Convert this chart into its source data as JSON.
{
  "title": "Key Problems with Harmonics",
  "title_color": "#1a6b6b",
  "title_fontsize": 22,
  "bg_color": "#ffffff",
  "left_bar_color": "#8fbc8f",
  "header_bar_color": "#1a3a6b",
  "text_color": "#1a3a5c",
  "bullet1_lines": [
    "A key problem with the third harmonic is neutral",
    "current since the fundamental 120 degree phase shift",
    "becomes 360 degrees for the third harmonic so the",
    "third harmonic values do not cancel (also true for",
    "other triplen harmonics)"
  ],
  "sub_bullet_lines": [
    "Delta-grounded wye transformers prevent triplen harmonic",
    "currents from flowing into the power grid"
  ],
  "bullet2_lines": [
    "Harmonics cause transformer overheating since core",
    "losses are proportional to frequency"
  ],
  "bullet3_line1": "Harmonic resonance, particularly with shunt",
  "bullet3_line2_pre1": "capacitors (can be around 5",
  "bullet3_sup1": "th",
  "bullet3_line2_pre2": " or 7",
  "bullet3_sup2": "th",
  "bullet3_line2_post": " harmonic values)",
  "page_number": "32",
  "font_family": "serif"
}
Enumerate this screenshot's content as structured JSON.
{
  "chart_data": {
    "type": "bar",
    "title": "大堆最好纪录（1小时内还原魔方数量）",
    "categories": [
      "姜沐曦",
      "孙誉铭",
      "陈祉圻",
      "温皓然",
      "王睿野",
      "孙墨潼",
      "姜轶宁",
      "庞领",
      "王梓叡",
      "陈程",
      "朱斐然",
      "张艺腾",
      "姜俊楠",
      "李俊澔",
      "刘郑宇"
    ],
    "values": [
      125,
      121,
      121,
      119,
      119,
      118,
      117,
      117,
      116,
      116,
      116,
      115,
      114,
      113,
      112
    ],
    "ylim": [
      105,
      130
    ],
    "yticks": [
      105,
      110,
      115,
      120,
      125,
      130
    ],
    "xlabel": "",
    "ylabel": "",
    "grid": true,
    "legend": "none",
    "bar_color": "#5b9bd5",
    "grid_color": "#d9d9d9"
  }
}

#### THE PROBLEM
Return every line holding the word "with" from the records.

#### ANSWER IN FULL
  "title": "Key Problems with Harmonics",
    "A key problem with the third harmonic is neutral",
  "bullet3_line1": "Harmonic resonance, particularly with shunt",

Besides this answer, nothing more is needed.